▸ Task statement
Copy out the items word for word, from the start through the line containing "column 3: por pulgas: (base", including both ends.

▸ Provided data
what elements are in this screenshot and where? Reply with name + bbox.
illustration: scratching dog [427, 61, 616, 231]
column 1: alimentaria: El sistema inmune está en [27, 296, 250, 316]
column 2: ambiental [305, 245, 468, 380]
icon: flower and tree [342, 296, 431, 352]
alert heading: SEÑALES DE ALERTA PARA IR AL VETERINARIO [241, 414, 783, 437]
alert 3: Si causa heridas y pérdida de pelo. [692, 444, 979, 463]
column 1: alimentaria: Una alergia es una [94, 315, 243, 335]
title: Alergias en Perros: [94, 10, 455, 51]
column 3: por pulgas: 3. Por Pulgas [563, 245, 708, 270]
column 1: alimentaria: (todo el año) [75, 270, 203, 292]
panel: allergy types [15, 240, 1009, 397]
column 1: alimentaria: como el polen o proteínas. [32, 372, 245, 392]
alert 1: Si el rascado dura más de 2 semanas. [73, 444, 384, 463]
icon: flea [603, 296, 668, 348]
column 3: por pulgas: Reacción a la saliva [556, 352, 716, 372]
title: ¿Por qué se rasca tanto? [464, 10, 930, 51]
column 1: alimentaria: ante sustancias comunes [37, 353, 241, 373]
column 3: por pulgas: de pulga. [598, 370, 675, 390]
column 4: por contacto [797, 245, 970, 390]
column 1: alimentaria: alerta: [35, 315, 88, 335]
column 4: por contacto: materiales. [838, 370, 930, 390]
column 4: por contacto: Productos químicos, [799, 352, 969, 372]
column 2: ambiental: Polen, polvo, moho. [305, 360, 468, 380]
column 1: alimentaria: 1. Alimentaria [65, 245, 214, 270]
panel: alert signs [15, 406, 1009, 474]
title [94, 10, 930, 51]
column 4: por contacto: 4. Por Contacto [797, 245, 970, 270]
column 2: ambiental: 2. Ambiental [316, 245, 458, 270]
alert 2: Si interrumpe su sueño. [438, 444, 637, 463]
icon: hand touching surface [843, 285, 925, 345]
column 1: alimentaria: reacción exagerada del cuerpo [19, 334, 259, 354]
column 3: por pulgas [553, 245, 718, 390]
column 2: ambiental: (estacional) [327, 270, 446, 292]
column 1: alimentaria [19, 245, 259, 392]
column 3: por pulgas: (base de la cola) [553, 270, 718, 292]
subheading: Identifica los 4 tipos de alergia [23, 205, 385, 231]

▸ Response for this exercise
what elements are in this screenshot and where? Reply with name + bbox.
illustration: scratching dog [427, 61, 616, 231]
column 1: alimentaria: El sistema inmune está en [27, 296, 250, 316]
column 2: ambiental [305, 245, 468, 380]
icon: flower and tree [342, 296, 431, 352]
alert heading: SEÑALES DE ALERTA PARA IR AL VETERINARIO [241, 414, 783, 437]
alert 3: Si causa heridas y pérdida de pelo. [692, 444, 979, 463]
column 1: alimentaria: Una alergia es una [94, 315, 243, 335]
title: Alergias en Perros: [94, 10, 455, 51]
column 3: por pulgas: 3. Por Pulgas [563, 245, 708, 270]
column 1: alimentaria: (todo el año) [75, 270, 203, 292]
panel: allergy types [15, 240, 1009, 397]
column 1: alimentaria: como el polen o proteínas. [32, 372, 245, 392]
alert 1: Si el rascado dura más de 2 semanas. [73, 444, 384, 463]
icon: flea [603, 296, 668, 348]
column 3: por pulgas: Reacción a la saliva [556, 352, 716, 372]
title: ¿Por qué se rasca tanto? [464, 10, 930, 51]
column 1: alimentaria: ante sustancias comunes [37, 353, 241, 373]
column 3: por pulgas: de pulga. [598, 370, 675, 390]
column 4: por contacto [797, 245, 970, 390]
column 1: alimentaria: alerta: [35, 315, 88, 335]
column 4: por contacto: materiales. [838, 370, 930, 390]
column 4: por contacto: Productos químicos, [799, 352, 969, 372]
column 2: ambiental: Polen, polvo, moho. [305, 360, 468, 380]
column 1: alimentaria: 1. Alimentaria [65, 245, 214, 270]
panel: alert signs [15, 406, 1009, 474]
title [94, 10, 930, 51]
column 4: por contacto: 4. Por Contacto [797, 245, 970, 270]
column 2: ambiental: 2. Ambiental [316, 245, 458, 270]
alert 2: Si interrumpe su sueño. [438, 444, 637, 463]
icon: hand touching surface [843, 285, 925, 345]
column 1: alimentaria: reacción exagerada del cuerpo [19, 334, 259, 354]
column 3: por pulgas [553, 245, 718, 390]
column 2: ambiental: (estacional) [327, 270, 446, 292]
column 1: alimentaria [19, 245, 259, 392]
column 3: por pulgas: (base de la cola) [553, 270, 718, 292]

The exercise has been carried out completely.